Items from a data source

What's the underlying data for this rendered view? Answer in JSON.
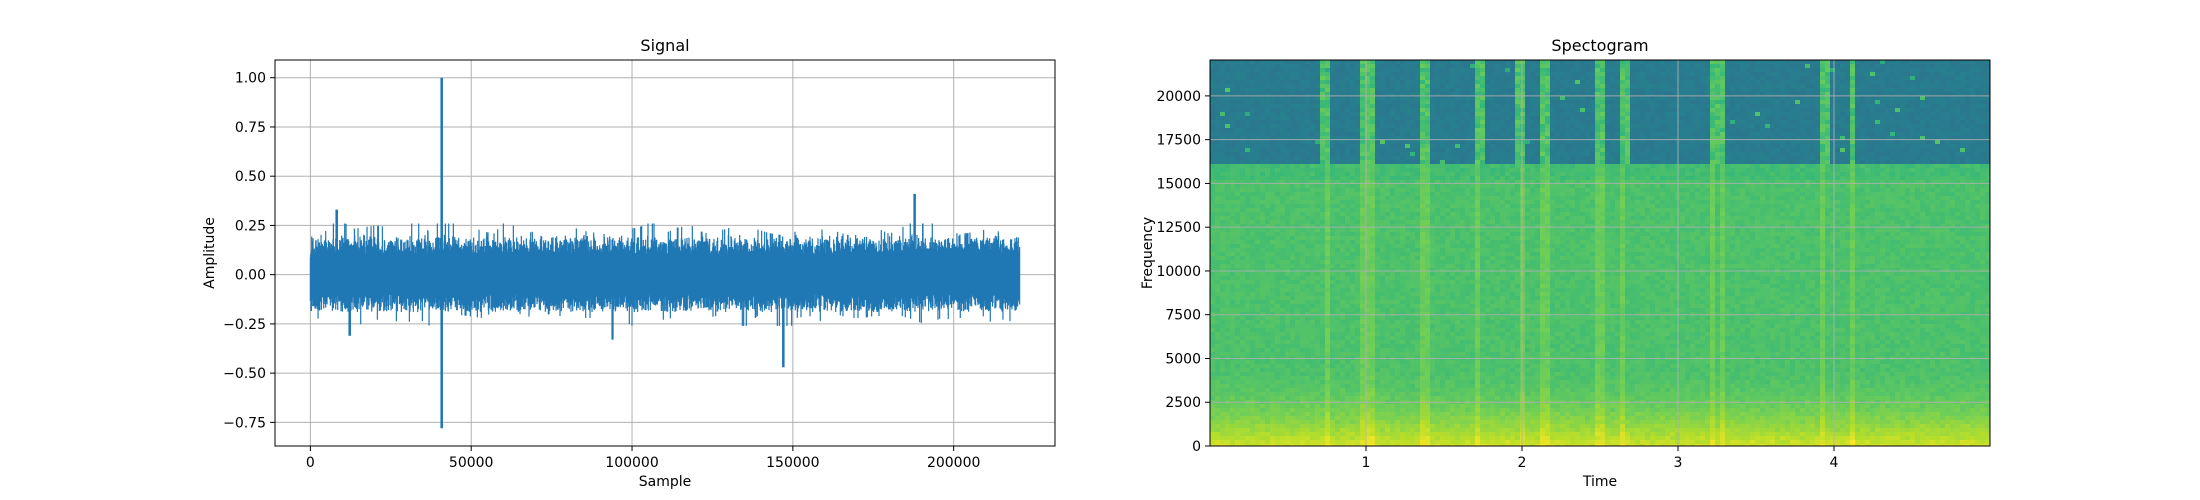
{
  "chart_data": [
    {
      "type": "line",
      "title": "Signal",
      "xlabel": "Sample",
      "ylabel": "Amplitude",
      "xlim": [
        -11000,
        231500
      ],
      "ylim": [
        -0.87,
        1.09
      ],
      "xticks": [
        0,
        50000,
        100000,
        150000,
        200000
      ],
      "xtick_labels": [
        "0",
        "50000",
        "100000",
        "150000",
        "200000"
      ],
      "yticks": [
        -0.75,
        -0.5,
        -0.25,
        0.0,
        0.25,
        0.5,
        0.75,
        1.0
      ],
      "ytick_labels": [
        "−0.75",
        "−0.50",
        "−0.25",
        "0.00",
        "0.25",
        "0.50",
        "0.75",
        "1.00"
      ],
      "grid": true,
      "color": "#1f77b4",
      "series": [
        {
          "x_start": 0,
          "x_end": 220500,
          "envelope_max": [
            0.21,
            0.2,
            0.33,
            0.23,
            0.24,
            0.25,
            0.24,
            0.23,
            0.3,
            0.22,
            1.0,
            0.24,
            0.27,
            0.22,
            0.21,
            0.29,
            0.2,
            0.22,
            0.2,
            0.2,
            0.24,
            0.22,
            0.21,
            0.2,
            0.23,
            0.24,
            0.27,
            0.21,
            0.24,
            0.25,
            0.21,
            0.22,
            0.24,
            0.26,
            0.23,
            0.21,
            0.2,
            0.22,
            0.21,
            0.23,
            0.22,
            0.2,
            0.21,
            0.24,
            0.21,
            0.22,
            0.41,
            0.3,
            0.24,
            0.21,
            0.21,
            0.23,
            0.22,
            0.22,
            0.27
          ],
          "envelope_min": [
            -0.2,
            -0.24,
            -0.22,
            -0.31,
            -0.24,
            -0.23,
            -0.22,
            -0.25,
            -0.23,
            -0.24,
            -0.78,
            -0.2,
            -0.21,
            -0.22,
            -0.19,
            -0.21,
            -0.2,
            -0.22,
            -0.2,
            -0.21,
            -0.2,
            -0.22,
            -0.22,
            -0.33,
            -0.24,
            -0.28,
            -0.22,
            -0.23,
            -0.21,
            -0.2,
            -0.22,
            -0.21,
            -0.22,
            -0.29,
            -0.21,
            -0.24,
            -0.47,
            -0.22,
            -0.21,
            -0.24,
            -0.2,
            -0.22,
            -0.22,
            -0.21,
            -0.21,
            -0.21,
            -0.23,
            -0.26,
            -0.22,
            -0.23,
            -0.21,
            -0.2,
            -0.25,
            -0.22,
            -0.28
          ]
        }
      ]
    },
    {
      "type": "heatmap",
      "title": "Spectogram",
      "xlabel": "Time",
      "ylabel": "Frequency",
      "xlim": [
        0,
        5.0
      ],
      "ylim": [
        0,
        22050
      ],
      "xticks": [
        1,
        2,
        3,
        4
      ],
      "xtick_labels": [
        "1",
        "2",
        "3",
        "4"
      ],
      "yticks": [
        0,
        2500,
        5000,
        7500,
        10000,
        12500,
        15000,
        17500,
        20000
      ],
      "ytick_labels": [
        "0",
        "2500",
        "5000",
        "7500",
        "10000",
        "12500",
        "15000",
        "17500",
        "20000"
      ],
      "grid": true,
      "colormap": [
        "#440154",
        "#31688e",
        "#26828e",
        "#35b779",
        "#6ece58",
        "#b5de2b",
        "#fde725"
      ],
      "cutoff_frequency": 16000,
      "transient_times": [
        0.75,
        0.98,
        1.02,
        1.38,
        1.72,
        2.0,
        2.15,
        2.5,
        2.65,
        3.22,
        3.28,
        3.93,
        4.12
      ]
    }
  ]
}
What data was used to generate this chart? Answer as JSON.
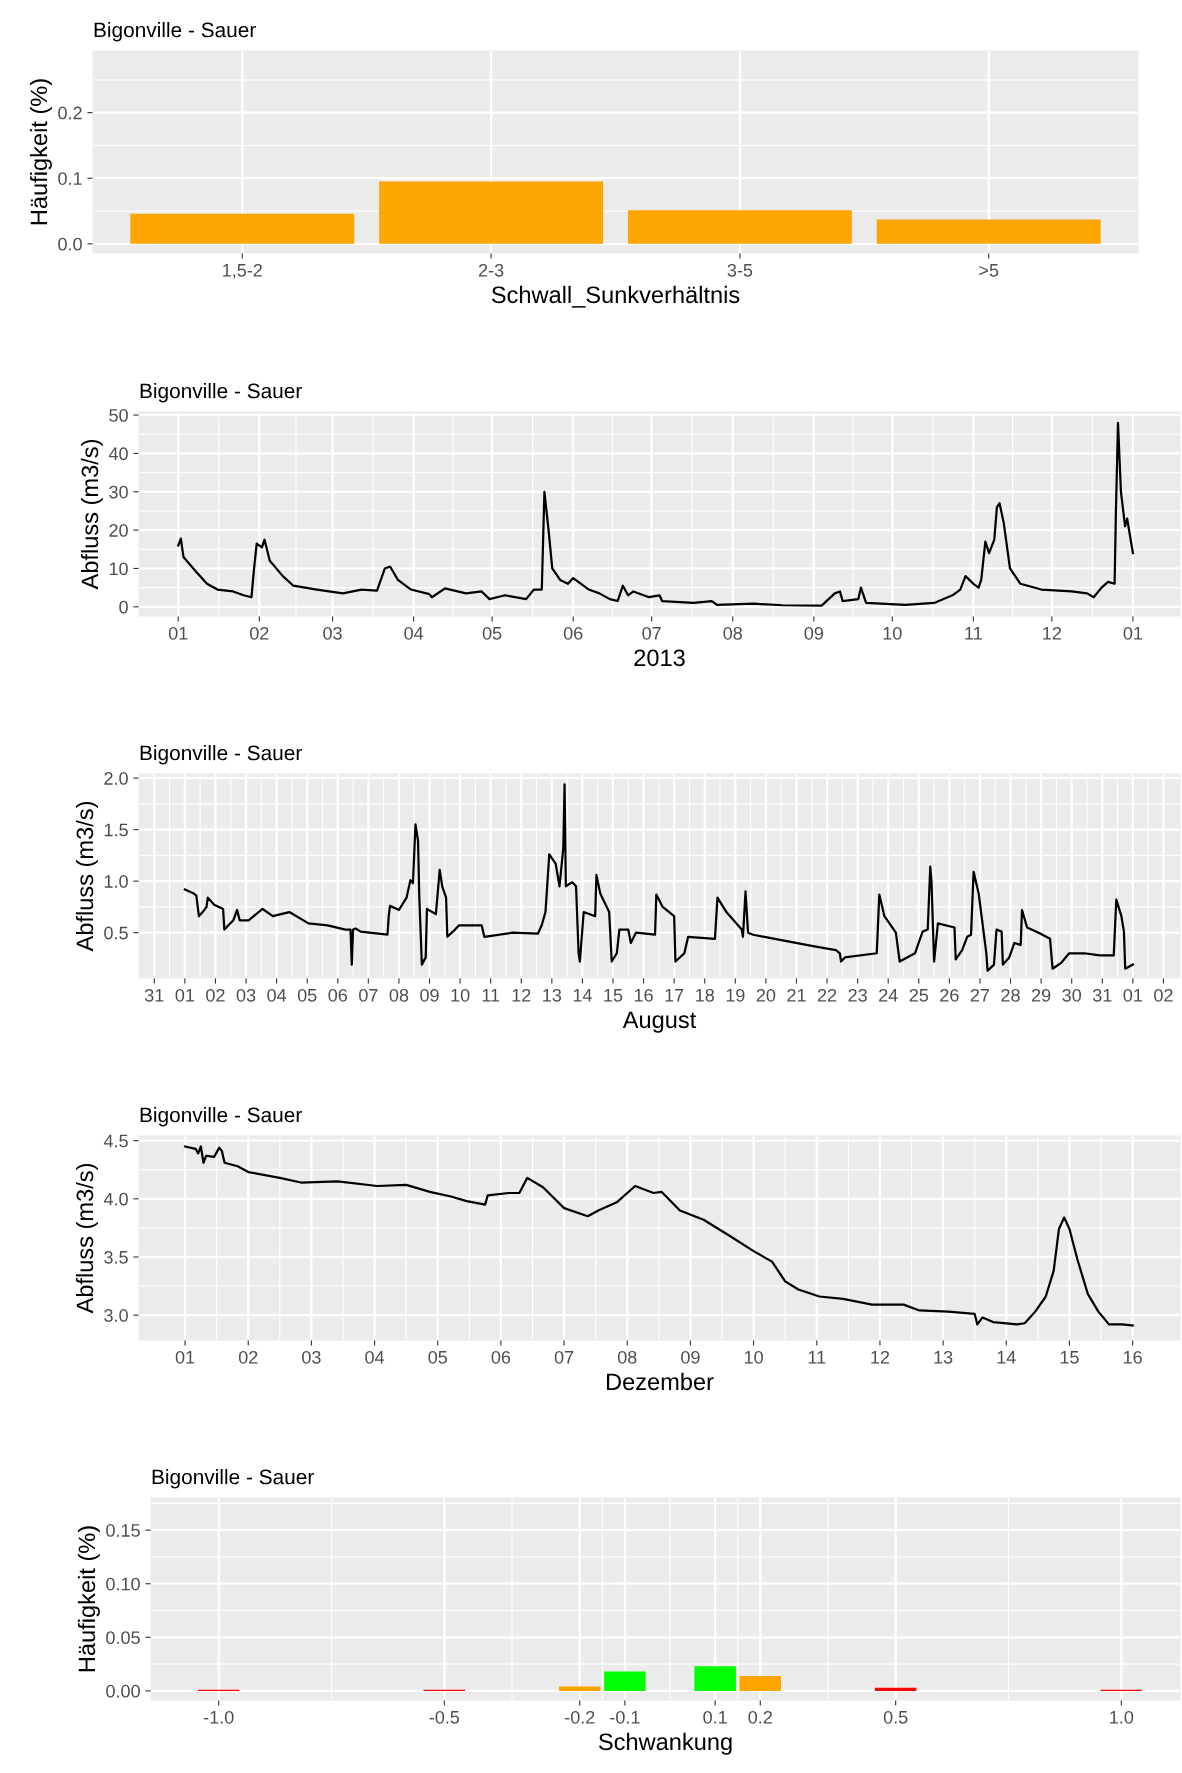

## WHAT YOU SHOULD DO
Without including any pictures, reproduce the listing exactly.

## REPLY TO THE TASK
What's the underlying data for this rendered view? Answer in JSON.
{
  "chart_data": [
    {
      "type": "line",
      "title": "Signal",
      "xlabel": "Sample",
      "ylabel": "Amplitude",
      "xlim": [
        -11000,
        231500
      ],
      "ylim": [
        -0.87,
        1.09
      ],
      "xticks": [
        0,
        50000,
        100000,
        150000,
        200000
      ],
      "xtick_labels": [
        "0",
        "50000",
        "100000",
        "150000",
        "200000"
      ],
      "yticks": [
        -0.75,
        -0.5,
        -0.25,
        0.0,
        0.25,
        0.5,
        0.75,
        1.0
      ],
      "ytick_labels": [
        "−0.75",
        "−0.50",
        "−0.25",
        "0.00",
        "0.25",
        "0.50",
        "0.75",
        "1.00"
      ],
      "grid": true,
      "color": "#1f77b4",
      "series": [
        {
          "x_start": 0,
          "x_end": 220500,
          "envelope_max": [
            0.21,
            0.2,
            0.33,
            0.23,
            0.24,
            0.25,
            0.24,
            0.23,
            0.3,
            0.22,
            1.0,
            0.24,
            0.27,
            0.22,
            0.21,
            0.29,
            0.2,
            0.22,
            0.2,
            0.2,
            0.24,
            0.22,
            0.21,
            0.2,
            0.23,
            0.24,
            0.27,
            0.21,
            0.24,
            0.25,
            0.21,
            0.22,
            0.24,
            0.26,
            0.23,
            0.21,
            0.2,
            0.22,
            0.21,
            0.23,
            0.22,
            0.2,
            0.21,
            0.24,
            0.21,
            0.22,
            0.41,
            0.3,
            0.24,
            0.21,
            0.21,
            0.23,
            0.22,
            0.22,
            0.27
          ],
          "envelope_min": [
            -0.2,
            -0.24,
            -0.22,
            -0.31,
            -0.24,
            -0.23,
            -0.22,
            -0.25,
            -0.23,
            -0.24,
            -0.78,
            -0.2,
            -0.21,
            -0.22,
            -0.19,
            -0.21,
            -0.2,
            -0.22,
            -0.2,
            -0.21,
            -0.2,
            -0.22,
            -0.22,
            -0.33,
            -0.24,
            -0.28,
            -0.22,
            -0.23,
            -0.21,
            -0.2,
            -0.22,
            -0.21,
            -0.22,
            -0.29,
            -0.21,
            -0.24,
            -0.47,
            -0.22,
            -0.21,
            -0.24,
            -0.2,
            -0.22,
            -0.22,
            -0.21,
            -0.21,
            -0.21,
            -0.23,
            -0.26,
            -0.22,
            -0.23,
            -0.21,
            -0.2,
            -0.25,
            -0.22,
            -0.28
          ]
        }
      ]
    },
    {
      "type": "heatmap",
      "title": "Spectogram",
      "xlabel": "Time",
      "ylabel": "Frequency",
      "xlim": [
        0,
        5.0
      ],
      "ylim": [
        0,
        22050
      ],
      "xticks": [
        1,
        2,
        3,
        4
      ],
      "xtick_labels": [
        "1",
        "2",
        "3",
        "4"
      ],
      "yticks": [
        0,
        2500,
        5000,
        7500,
        10000,
        12500,
        15000,
        17500,
        20000
      ],
      "ytick_labels": [
        "0",
        "2500",
        "5000",
        "7500",
        "10000",
        "12500",
        "15000",
        "17500",
        "20000"
      ],
      "grid": true,
      "colormap": [
        "#440154",
        "#31688e",
        "#26828e",
        "#35b779",
        "#6ece58",
        "#b5de2b",
        "#fde725"
      ],
      "cutoff_frequency": 16000,
      "transient_times": [
        0.75,
        0.98,
        1.02,
        1.38,
        1.72,
        2.0,
        2.15,
        2.5,
        2.65,
        3.22,
        3.28,
        3.93,
        4.12
      ]
    }
  ]
}
What data was used to generate this chart? Answer as JSON.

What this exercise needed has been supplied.